Stored dataset items:
---*---
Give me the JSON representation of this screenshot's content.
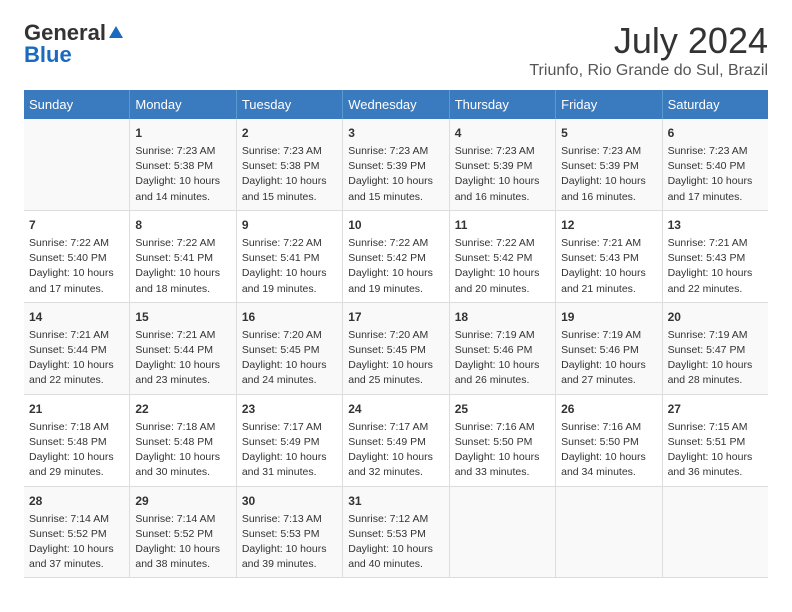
{
  "header": {
    "logo_general": "General",
    "logo_blue": "Blue",
    "month_year": "July 2024",
    "location": "Triunfo, Rio Grande do Sul, Brazil"
  },
  "days_of_week": [
    "Sunday",
    "Monday",
    "Tuesday",
    "Wednesday",
    "Thursday",
    "Friday",
    "Saturday"
  ],
  "weeks": [
    [
      {
        "day": "",
        "content": ""
      },
      {
        "day": "1",
        "content": "Sunrise: 7:23 AM\nSunset: 5:38 PM\nDaylight: 10 hours\nand 14 minutes."
      },
      {
        "day": "2",
        "content": "Sunrise: 7:23 AM\nSunset: 5:38 PM\nDaylight: 10 hours\nand 15 minutes."
      },
      {
        "day": "3",
        "content": "Sunrise: 7:23 AM\nSunset: 5:39 PM\nDaylight: 10 hours\nand 15 minutes."
      },
      {
        "day": "4",
        "content": "Sunrise: 7:23 AM\nSunset: 5:39 PM\nDaylight: 10 hours\nand 16 minutes."
      },
      {
        "day": "5",
        "content": "Sunrise: 7:23 AM\nSunset: 5:39 PM\nDaylight: 10 hours\nand 16 minutes."
      },
      {
        "day": "6",
        "content": "Sunrise: 7:23 AM\nSunset: 5:40 PM\nDaylight: 10 hours\nand 17 minutes."
      }
    ],
    [
      {
        "day": "7",
        "content": "Sunrise: 7:22 AM\nSunset: 5:40 PM\nDaylight: 10 hours\nand 17 minutes."
      },
      {
        "day": "8",
        "content": "Sunrise: 7:22 AM\nSunset: 5:41 PM\nDaylight: 10 hours\nand 18 minutes."
      },
      {
        "day": "9",
        "content": "Sunrise: 7:22 AM\nSunset: 5:41 PM\nDaylight: 10 hours\nand 19 minutes."
      },
      {
        "day": "10",
        "content": "Sunrise: 7:22 AM\nSunset: 5:42 PM\nDaylight: 10 hours\nand 19 minutes."
      },
      {
        "day": "11",
        "content": "Sunrise: 7:22 AM\nSunset: 5:42 PM\nDaylight: 10 hours\nand 20 minutes."
      },
      {
        "day": "12",
        "content": "Sunrise: 7:21 AM\nSunset: 5:43 PM\nDaylight: 10 hours\nand 21 minutes."
      },
      {
        "day": "13",
        "content": "Sunrise: 7:21 AM\nSunset: 5:43 PM\nDaylight: 10 hours\nand 22 minutes."
      }
    ],
    [
      {
        "day": "14",
        "content": "Sunrise: 7:21 AM\nSunset: 5:44 PM\nDaylight: 10 hours\nand 22 minutes."
      },
      {
        "day": "15",
        "content": "Sunrise: 7:21 AM\nSunset: 5:44 PM\nDaylight: 10 hours\nand 23 minutes."
      },
      {
        "day": "16",
        "content": "Sunrise: 7:20 AM\nSunset: 5:45 PM\nDaylight: 10 hours\nand 24 minutes."
      },
      {
        "day": "17",
        "content": "Sunrise: 7:20 AM\nSunset: 5:45 PM\nDaylight: 10 hours\nand 25 minutes."
      },
      {
        "day": "18",
        "content": "Sunrise: 7:19 AM\nSunset: 5:46 PM\nDaylight: 10 hours\nand 26 minutes."
      },
      {
        "day": "19",
        "content": "Sunrise: 7:19 AM\nSunset: 5:46 PM\nDaylight: 10 hours\nand 27 minutes."
      },
      {
        "day": "20",
        "content": "Sunrise: 7:19 AM\nSunset: 5:47 PM\nDaylight: 10 hours\nand 28 minutes."
      }
    ],
    [
      {
        "day": "21",
        "content": "Sunrise: 7:18 AM\nSunset: 5:48 PM\nDaylight: 10 hours\nand 29 minutes."
      },
      {
        "day": "22",
        "content": "Sunrise: 7:18 AM\nSunset: 5:48 PM\nDaylight: 10 hours\nand 30 minutes."
      },
      {
        "day": "23",
        "content": "Sunrise: 7:17 AM\nSunset: 5:49 PM\nDaylight: 10 hours\nand 31 minutes."
      },
      {
        "day": "24",
        "content": "Sunrise: 7:17 AM\nSunset: 5:49 PM\nDaylight: 10 hours\nand 32 minutes."
      },
      {
        "day": "25",
        "content": "Sunrise: 7:16 AM\nSunset: 5:50 PM\nDaylight: 10 hours\nand 33 minutes."
      },
      {
        "day": "26",
        "content": "Sunrise: 7:16 AM\nSunset: 5:50 PM\nDaylight: 10 hours\nand 34 minutes."
      },
      {
        "day": "27",
        "content": "Sunrise: 7:15 AM\nSunset: 5:51 PM\nDaylight: 10 hours\nand 36 minutes."
      }
    ],
    [
      {
        "day": "28",
        "content": "Sunrise: 7:14 AM\nSunset: 5:52 PM\nDaylight: 10 hours\nand 37 minutes."
      },
      {
        "day": "29",
        "content": "Sunrise: 7:14 AM\nSunset: 5:52 PM\nDaylight: 10 hours\nand 38 minutes."
      },
      {
        "day": "30",
        "content": "Sunrise: 7:13 AM\nSunset: 5:53 PM\nDaylight: 10 hours\nand 39 minutes."
      },
      {
        "day": "31",
        "content": "Sunrise: 7:12 AM\nSunset: 5:53 PM\nDaylight: 10 hours\nand 40 minutes."
      },
      {
        "day": "",
        "content": ""
      },
      {
        "day": "",
        "content": ""
      },
      {
        "day": "",
        "content": ""
      }
    ]
  ]
}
---*---
GIVEN REQUEST: Give back the entries verbatim. Do not include any picture.

THE SOLUTION:
Give me the JSON representation of this screenshot's content.
{
  "header": {
    "logo_general": "General",
    "logo_blue": "Blue",
    "month_year": "July 2024",
    "location": "Triunfo, Rio Grande do Sul, Brazil"
  },
  "days_of_week": [
    "Sunday",
    "Monday",
    "Tuesday",
    "Wednesday",
    "Thursday",
    "Friday",
    "Saturday"
  ],
  "weeks": [
    [
      {
        "day": "",
        "content": ""
      },
      {
        "day": "1",
        "content": "Sunrise: 7:23 AM\nSunset: 5:38 PM\nDaylight: 10 hours\nand 14 minutes."
      },
      {
        "day": "2",
        "content": "Sunrise: 7:23 AM\nSunset: 5:38 PM\nDaylight: 10 hours\nand 15 minutes."
      },
      {
        "day": "3",
        "content": "Sunrise: 7:23 AM\nSunset: 5:39 PM\nDaylight: 10 hours\nand 15 minutes."
      },
      {
        "day": "4",
        "content": "Sunrise: 7:23 AM\nSunset: 5:39 PM\nDaylight: 10 hours\nand 16 minutes."
      },
      {
        "day": "5",
        "content": "Sunrise: 7:23 AM\nSunset: 5:39 PM\nDaylight: 10 hours\nand 16 minutes."
      },
      {
        "day": "6",
        "content": "Sunrise: 7:23 AM\nSunset: 5:40 PM\nDaylight: 10 hours\nand 17 minutes."
      }
    ],
    [
      {
        "day": "7",
        "content": "Sunrise: 7:22 AM\nSunset: 5:40 PM\nDaylight: 10 hours\nand 17 minutes."
      },
      {
        "day": "8",
        "content": "Sunrise: 7:22 AM\nSunset: 5:41 PM\nDaylight: 10 hours\nand 18 minutes."
      },
      {
        "day": "9",
        "content": "Sunrise: 7:22 AM\nSunset: 5:41 PM\nDaylight: 10 hours\nand 19 minutes."
      },
      {
        "day": "10",
        "content": "Sunrise: 7:22 AM\nSunset: 5:42 PM\nDaylight: 10 hours\nand 19 minutes."
      },
      {
        "day": "11",
        "content": "Sunrise: 7:22 AM\nSunset: 5:42 PM\nDaylight: 10 hours\nand 20 minutes."
      },
      {
        "day": "12",
        "content": "Sunrise: 7:21 AM\nSunset: 5:43 PM\nDaylight: 10 hours\nand 21 minutes."
      },
      {
        "day": "13",
        "content": "Sunrise: 7:21 AM\nSunset: 5:43 PM\nDaylight: 10 hours\nand 22 minutes."
      }
    ],
    [
      {
        "day": "14",
        "content": "Sunrise: 7:21 AM\nSunset: 5:44 PM\nDaylight: 10 hours\nand 22 minutes."
      },
      {
        "day": "15",
        "content": "Sunrise: 7:21 AM\nSunset: 5:44 PM\nDaylight: 10 hours\nand 23 minutes."
      },
      {
        "day": "16",
        "content": "Sunrise: 7:20 AM\nSunset: 5:45 PM\nDaylight: 10 hours\nand 24 minutes."
      },
      {
        "day": "17",
        "content": "Sunrise: 7:20 AM\nSunset: 5:45 PM\nDaylight: 10 hours\nand 25 minutes."
      },
      {
        "day": "18",
        "content": "Sunrise: 7:19 AM\nSunset: 5:46 PM\nDaylight: 10 hours\nand 26 minutes."
      },
      {
        "day": "19",
        "content": "Sunrise: 7:19 AM\nSunset: 5:46 PM\nDaylight: 10 hours\nand 27 minutes."
      },
      {
        "day": "20",
        "content": "Sunrise: 7:19 AM\nSunset: 5:47 PM\nDaylight: 10 hours\nand 28 minutes."
      }
    ],
    [
      {
        "day": "21",
        "content": "Sunrise: 7:18 AM\nSunset: 5:48 PM\nDaylight: 10 hours\nand 29 minutes."
      },
      {
        "day": "22",
        "content": "Sunrise: 7:18 AM\nSunset: 5:48 PM\nDaylight: 10 hours\nand 30 minutes."
      },
      {
        "day": "23",
        "content": "Sunrise: 7:17 AM\nSunset: 5:49 PM\nDaylight: 10 hours\nand 31 minutes."
      },
      {
        "day": "24",
        "content": "Sunrise: 7:17 AM\nSunset: 5:49 PM\nDaylight: 10 hours\nand 32 minutes."
      },
      {
        "day": "25",
        "content": "Sunrise: 7:16 AM\nSunset: 5:50 PM\nDaylight: 10 hours\nand 33 minutes."
      },
      {
        "day": "26",
        "content": "Sunrise: 7:16 AM\nSunset: 5:50 PM\nDaylight: 10 hours\nand 34 minutes."
      },
      {
        "day": "27",
        "content": "Sunrise: 7:15 AM\nSunset: 5:51 PM\nDaylight: 10 hours\nand 36 minutes."
      }
    ],
    [
      {
        "day": "28",
        "content": "Sunrise: 7:14 AM\nSunset: 5:52 PM\nDaylight: 10 hours\nand 37 minutes."
      },
      {
        "day": "29",
        "content": "Sunrise: 7:14 AM\nSunset: 5:52 PM\nDaylight: 10 hours\nand 38 minutes."
      },
      {
        "day": "30",
        "content": "Sunrise: 7:13 AM\nSunset: 5:53 PM\nDaylight: 10 hours\nand 39 minutes."
      },
      {
        "day": "31",
        "content": "Sunrise: 7:12 AM\nSunset: 5:53 PM\nDaylight: 10 hours\nand 40 minutes."
      },
      {
        "day": "",
        "content": ""
      },
      {
        "day": "",
        "content": ""
      },
      {
        "day": "",
        "content": ""
      }
    ]
  ]
}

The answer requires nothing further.